▶ [AIM]: Collect every line of the records below that contains the word "Cover".

▶ [RECORDS FOR THIS TASK]:
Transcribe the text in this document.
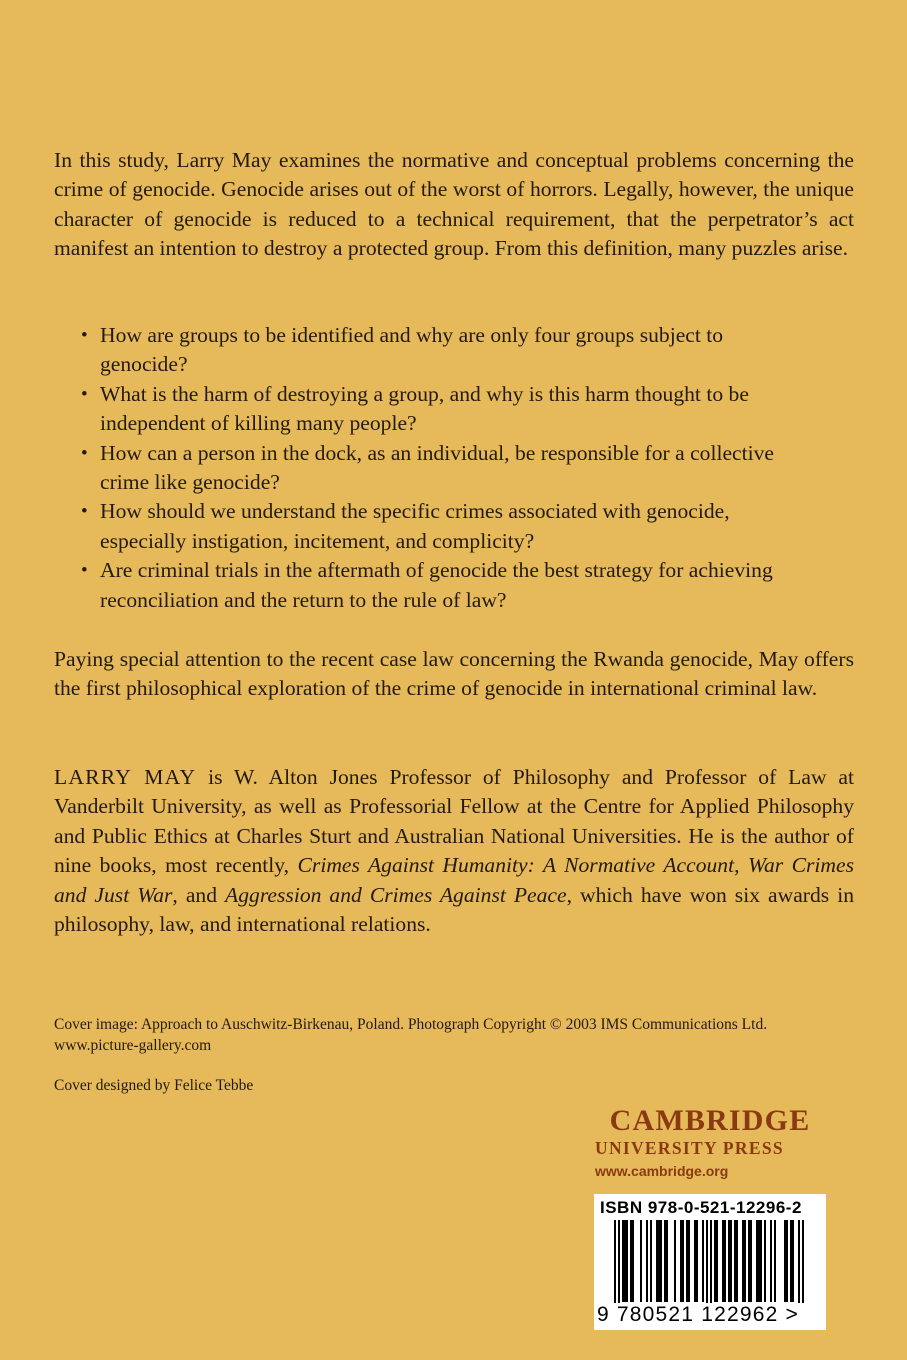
In this study, Larry May examines the normative and conceptual problems concerning the crime of genocide. Genocide arises out of the worst of horrors. Legally, however, the unique character of genocide is reduced to a technical requirement, that the perpetrator’s act manifest an intention to destroy a protected group. From this definition, many puzzles arise.

• How are groups to be identified and why are only four groups subject to genocide?
• What is the harm of destroying a group, and why is this harm thought to be independent of killing many people?
• How can a person in the dock, as an individual, be responsible for a collective crime like genocide?
• How should we understand the specific crimes associated with genocide, especially instigation, incitement, and complicity?
• Are criminal trials in the aftermath of genocide the best strategy for achieving reconciliation and the return to the rule of law?

Paying special attention to the recent case law concerning the Rwanda genocide, May offers the first philosophical exploration of the crime of genocide in international criminal law.

LARRY MAY is W. Alton Jones Professor of Philosophy and Professor of Law at Vanderbilt University, as well as Professorial Fellow at the Centre for Applied Philosophy and Public Ethics at Charles Sturt and Australian National Universities. He is the author of nine books, most recently, Crimes Against Humanity: A Normative Account, War Crimes and Just War, and Aggression and Crimes Against Peace, which have won six awards in philosophy, law, and international relations.

Cover image: Approach to Auschwitz-Birkenau, Poland. Photograph Copyright © 2003 IMS Communications Ltd.
www.picture-gallery.com
Cover designed by Felice Tebbe
CAMBRIDGE
UNIVERSITY PRESS
www.cambridge.org
ISBN 978-0-521-12296-2
9 780521 122962 >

▶ [RESULT]:
Cover image: Approach to Auschwitz-Birkenau, Poland. Photograph Copyright © 2003 IMS Communications Ltd.
Cover designed by Felice Tebbe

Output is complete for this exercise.